──────── RECORD LIST ────────

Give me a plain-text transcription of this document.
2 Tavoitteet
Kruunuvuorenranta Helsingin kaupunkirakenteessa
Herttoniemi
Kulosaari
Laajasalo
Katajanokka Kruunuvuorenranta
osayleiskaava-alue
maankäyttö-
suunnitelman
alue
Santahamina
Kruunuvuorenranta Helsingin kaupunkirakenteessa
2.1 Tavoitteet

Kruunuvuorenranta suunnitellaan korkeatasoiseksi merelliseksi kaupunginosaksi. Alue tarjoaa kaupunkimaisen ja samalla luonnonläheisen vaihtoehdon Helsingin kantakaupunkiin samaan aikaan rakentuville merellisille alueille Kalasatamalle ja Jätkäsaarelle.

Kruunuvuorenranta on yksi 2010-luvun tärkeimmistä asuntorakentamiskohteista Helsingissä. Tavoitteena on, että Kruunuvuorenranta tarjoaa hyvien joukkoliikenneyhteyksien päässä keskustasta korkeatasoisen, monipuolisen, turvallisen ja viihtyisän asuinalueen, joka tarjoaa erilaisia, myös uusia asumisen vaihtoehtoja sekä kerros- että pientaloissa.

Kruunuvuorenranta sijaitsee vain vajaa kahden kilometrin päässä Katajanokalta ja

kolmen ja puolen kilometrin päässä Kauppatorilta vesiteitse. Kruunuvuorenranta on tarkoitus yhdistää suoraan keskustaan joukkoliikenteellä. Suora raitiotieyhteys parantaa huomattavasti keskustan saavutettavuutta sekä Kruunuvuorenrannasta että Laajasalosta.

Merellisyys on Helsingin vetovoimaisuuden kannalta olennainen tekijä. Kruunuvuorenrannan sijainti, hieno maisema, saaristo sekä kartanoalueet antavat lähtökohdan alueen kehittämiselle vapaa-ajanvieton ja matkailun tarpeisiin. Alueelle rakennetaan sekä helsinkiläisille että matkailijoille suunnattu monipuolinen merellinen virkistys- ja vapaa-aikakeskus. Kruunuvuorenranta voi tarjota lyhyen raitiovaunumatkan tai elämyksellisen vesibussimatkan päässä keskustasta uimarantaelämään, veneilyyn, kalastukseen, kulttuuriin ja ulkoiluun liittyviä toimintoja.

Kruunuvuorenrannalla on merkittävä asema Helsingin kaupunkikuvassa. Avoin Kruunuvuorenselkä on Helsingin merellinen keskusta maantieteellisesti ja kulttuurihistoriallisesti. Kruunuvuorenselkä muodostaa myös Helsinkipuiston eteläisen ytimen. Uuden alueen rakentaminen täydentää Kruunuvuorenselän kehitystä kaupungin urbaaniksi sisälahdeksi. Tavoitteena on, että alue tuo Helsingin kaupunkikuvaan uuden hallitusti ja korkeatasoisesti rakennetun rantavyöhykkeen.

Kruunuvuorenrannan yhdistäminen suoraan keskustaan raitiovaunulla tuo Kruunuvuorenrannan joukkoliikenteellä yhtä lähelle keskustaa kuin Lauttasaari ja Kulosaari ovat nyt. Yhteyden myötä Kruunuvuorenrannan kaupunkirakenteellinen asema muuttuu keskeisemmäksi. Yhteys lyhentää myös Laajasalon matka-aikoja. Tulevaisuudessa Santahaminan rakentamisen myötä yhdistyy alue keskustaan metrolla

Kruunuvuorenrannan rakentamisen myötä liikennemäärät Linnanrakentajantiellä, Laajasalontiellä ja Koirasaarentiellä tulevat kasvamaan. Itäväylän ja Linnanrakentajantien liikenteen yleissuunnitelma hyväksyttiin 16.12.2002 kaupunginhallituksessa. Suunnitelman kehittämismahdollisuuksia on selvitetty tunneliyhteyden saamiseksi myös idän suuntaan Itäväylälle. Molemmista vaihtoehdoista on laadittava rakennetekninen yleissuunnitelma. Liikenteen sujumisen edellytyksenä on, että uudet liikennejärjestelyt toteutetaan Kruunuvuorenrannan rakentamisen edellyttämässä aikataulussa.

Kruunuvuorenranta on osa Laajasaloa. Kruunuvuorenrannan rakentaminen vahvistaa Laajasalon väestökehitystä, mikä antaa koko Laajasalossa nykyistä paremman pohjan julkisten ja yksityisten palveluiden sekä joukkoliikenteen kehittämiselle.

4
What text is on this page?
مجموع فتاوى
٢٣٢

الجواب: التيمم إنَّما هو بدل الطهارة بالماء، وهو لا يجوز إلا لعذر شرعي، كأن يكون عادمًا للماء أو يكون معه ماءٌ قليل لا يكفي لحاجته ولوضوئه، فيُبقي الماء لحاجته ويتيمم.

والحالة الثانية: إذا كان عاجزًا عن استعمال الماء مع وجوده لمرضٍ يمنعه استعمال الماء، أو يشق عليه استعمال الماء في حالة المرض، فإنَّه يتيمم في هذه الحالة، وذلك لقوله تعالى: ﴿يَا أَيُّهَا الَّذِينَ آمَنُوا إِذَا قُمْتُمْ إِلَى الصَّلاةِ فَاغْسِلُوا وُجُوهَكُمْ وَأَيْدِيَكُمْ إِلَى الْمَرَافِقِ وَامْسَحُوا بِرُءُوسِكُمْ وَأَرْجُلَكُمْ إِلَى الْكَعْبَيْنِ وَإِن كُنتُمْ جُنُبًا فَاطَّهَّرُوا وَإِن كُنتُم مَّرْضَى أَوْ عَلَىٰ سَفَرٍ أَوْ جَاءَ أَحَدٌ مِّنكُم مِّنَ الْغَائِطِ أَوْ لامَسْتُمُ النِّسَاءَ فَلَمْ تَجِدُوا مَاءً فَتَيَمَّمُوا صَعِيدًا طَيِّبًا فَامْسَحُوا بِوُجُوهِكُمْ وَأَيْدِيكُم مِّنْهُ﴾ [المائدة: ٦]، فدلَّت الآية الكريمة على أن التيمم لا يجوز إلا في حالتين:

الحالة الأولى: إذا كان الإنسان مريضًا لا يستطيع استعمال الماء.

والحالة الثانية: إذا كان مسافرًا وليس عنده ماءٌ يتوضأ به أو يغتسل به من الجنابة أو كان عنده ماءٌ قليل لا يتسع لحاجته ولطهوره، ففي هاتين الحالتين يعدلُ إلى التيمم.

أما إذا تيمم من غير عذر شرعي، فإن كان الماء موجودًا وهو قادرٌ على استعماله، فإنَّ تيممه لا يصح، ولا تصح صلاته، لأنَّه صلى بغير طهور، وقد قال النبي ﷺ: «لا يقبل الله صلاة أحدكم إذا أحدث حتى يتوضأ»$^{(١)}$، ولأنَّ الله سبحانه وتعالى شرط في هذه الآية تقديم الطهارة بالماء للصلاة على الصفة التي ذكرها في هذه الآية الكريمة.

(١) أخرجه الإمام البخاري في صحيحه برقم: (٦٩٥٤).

────────

> TASK TO CARRY OUT
Retype the records above exactly.

> RESULT BELOW
Give me a plain-text transcription of this document.
2 Tavoitteet
Kruunuvuorenranta Helsingin kaupunkirakenteessa
Herttoniemi
Kulosaari
Laajasalo
Katajanokka Kruunuvuorenranta
osayleiskaava-alue
maankäyttö-
suunnitelman
alue
Santahamina
Kruunuvuorenranta Helsingin kaupunkirakenteessa
2.1 Tavoitteet

Kruunuvuorenranta suunnitellaan korkeatasoiseksi merelliseksi kaupunginosaksi. Alue tarjoaa kaupunkimaisen ja samalla luonnonläheisen vaihtoehdon Helsingin kantakaupunkiin samaan aikaan rakentuville merellisille alueille Kalasatamalle ja Jätkäsaarelle.

Kruunuvuorenranta on yksi 2010-luvun tärkeimmistä asuntorakentamiskohteista Helsingissä. Tavoitteena on, että Kruunuvuorenranta tarjoaa hyvien joukkoliikenneyhteyksien päässä keskustasta korkeatasoisen, monipuolisen, turvallisen ja viihtyisän asuinalueen, joka tarjoaa erilaisia, myös uusia asumisen vaihtoehtoja sekä kerros- että pientaloissa.

Kruunuvuorenranta sijaitsee vain vajaa kahden kilometrin päässä Katajanokalta ja

kolmen ja puolen kilometrin päässä Kauppatorilta vesiteitse. Kruunuvuorenranta on tarkoitus yhdistää suoraan keskustaan joukkoliikenteellä. Suora raitiotieyhteys parantaa huomattavasti keskustan saavutettavuutta sekä Kruunuvuorenrannasta että Laajasalosta.

Merellisyys on Helsingin vetovoimaisuuden kannalta olennainen tekijä. Kruunuvuorenrannan sijainti, hieno maisema, saaristo sekä kartanoalueet antavat lähtökohdan alueen kehittämiselle vapaa-ajanvieton ja matkailun tarpeisiin. Alueelle rakennetaan sekä helsinkiläisille että matkailijoille suunnattu monipuolinen merellinen virkistys- ja vapaa-aikakeskus. Kruunuvuorenranta voi tarjota lyhyen raitiovaunumatkan tai elämyksellisen vesibussimatkan päässä keskustasta uimarantaelämään, veneilyyn, kalastukseen, kulttuuriin ja ulkoiluun liittyviä toimintoja.

Kruunuvuorenrannalla on merkittävä asema Helsingin kaupunkikuvassa. Avoin Kruunuvuorenselkä on Helsingin merellinen keskusta maantieteellisesti ja kulttuurihistoriallisesti. Kruunuvuorenselkä muodostaa myös Helsinkipuiston eteläisen ytimen. Uuden alueen rakentaminen täydentää Kruunuvuorenselän kehitystä kaupungin urbaaniksi sisälahdeksi. Tavoitteena on, että alue tuo Helsingin kaupunkikuvaan uuden hallitusti ja korkeatasoisesti rakennetun rantavyöhykkeen.

Kruunuvuorenrannan yhdistäminen suoraan keskustaan raitiovaunulla tuo Kruunuvuorenrannan joukkoliikenteellä yhtä lähelle keskustaa kuin Lauttasaari ja Kulosaari ovat nyt. Yhteyden myötä Kruunuvuorenrannan kaupunkirakenteellinen asema muuttuu keskeisemmäksi. Yhteys lyhentää myös Laajasalon matka-aikoja. Tulevaisuudessa Santahaminan rakentamisen myötä yhdistyy alue keskustaan metrolla

Kruunuvuorenrannan rakentamisen myötä liikennemäärät Linnanrakentajantiellä, Laajasalontiellä ja Koirasaarentiellä tulevat kasvamaan. Itäväylän ja Linnanrakentajantien liikenteen yleissuunnitelma hyväksyttiin 16.12.2002 kaupunginhallituksessa. Suunnitelman kehittämismahdollisuuksia on selvitetty tunneliyhteyden saamiseksi myös idän suuntaan Itäväylälle. Molemmista vaihtoehdoista on laadittava rakennetekninen yleissuunnitelma. Liikenteen sujumisen edellytyksenä on, että uudet liikennejärjestelyt toteutetaan Kruunuvuorenrannan rakentamisen edellyttämässä aikataulussa.

Kruunuvuorenranta on osa Laajasaloa. Kruunuvuorenrannan rakentaminen vahvistaa Laajasalon väestökehitystä, mikä antaa koko Laajasalossa nykyistä paremman pohjan julkisten ja yksityisten palveluiden sekä joukkoliikenteen kehittämiselle.

4
What text is on this page?
مجموع فتاوى
٢٣٢

الجواب: التيمم إنَّما هو بدل الطهارة بالماء، وهو لا يجوز إلا لعذر شرعي، كأن يكون عادمًا للماء أو يكون معه ماءٌ قليل لا يكفي لحاجته ولوضوئه، فيُبقي الماء لحاجته ويتيمم.

والحالة الثانية: إذا كان عاجزًا عن استعمال الماء مع وجوده لمرضٍ يمنعه استعمال الماء، أو يشق عليه استعمال الماء في حالة المرض، فإنَّه يتيمم في هذه الحالة، وذلك لقوله تعالى: ﴿يَا أَيُّهَا الَّذِينَ آمَنُوا إِذَا قُمْتُمْ إِلَى الصَّلاةِ فَاغْسِلُوا وُجُوهَكُمْ وَأَيْدِيَكُمْ إِلَى الْمَرَافِقِ وَامْسَحُوا بِرُءُوسِكُمْ وَأَرْجُلَكُمْ إِلَى الْكَعْبَيْنِ وَإِن كُنتُمْ جُنُبًا فَاطَّهَّرُوا وَإِن كُنتُم مَّرْضَى أَوْ عَلَىٰ سَفَرٍ أَوْ جَاءَ أَحَدٌ مِّنكُم مِّنَ الْغَائِطِ أَوْ لامَسْتُمُ النِّسَاءَ فَلَمْ تَجِدُوا مَاءً فَتَيَمَّمُوا صَعِيدًا طَيِّبًا فَامْسَحُوا بِوُجُوهِكُمْ وَأَيْدِيكُم مِّنْهُ﴾ [المائدة: ٦]، فدلَّت الآية الكريمة على أن التيمم لا يجوز إلا في حالتين:

الحالة الأولى: إذا كان الإنسان مريضًا لا يستطيع استعمال الماء.

والحالة الثانية: إذا كان مسافرًا وليس عنده ماءٌ يتوضأ به أو يغتسل به من الجنابة أو كان عنده ماءٌ قليل لا يتسع لحاجته ولطهوره، ففي هاتين الحالتين يعدلُ إلى التيمم.

أما إذا تيمم من غير عذر شرعي، فإن كان الماء موجودًا وهو قادرٌ على استعماله، فإنَّ تيممه لا يصح، ولا تصح صلاته، لأنَّه صلى بغير طهور، وقد قال النبي ﷺ: «لا يقبل الله صلاة أحدكم إذا أحدث حتى يتوضأ»$^{(١)}$، ولأنَّ الله سبحانه وتعالى شرط في هذه الآية تقديم الطهارة بالماء للصلاة على الصفة التي ذكرها في هذه الآية الكريمة.

(١) أخرجه الإمام البخاري في صحيحه برقم: (٦٩٥٤).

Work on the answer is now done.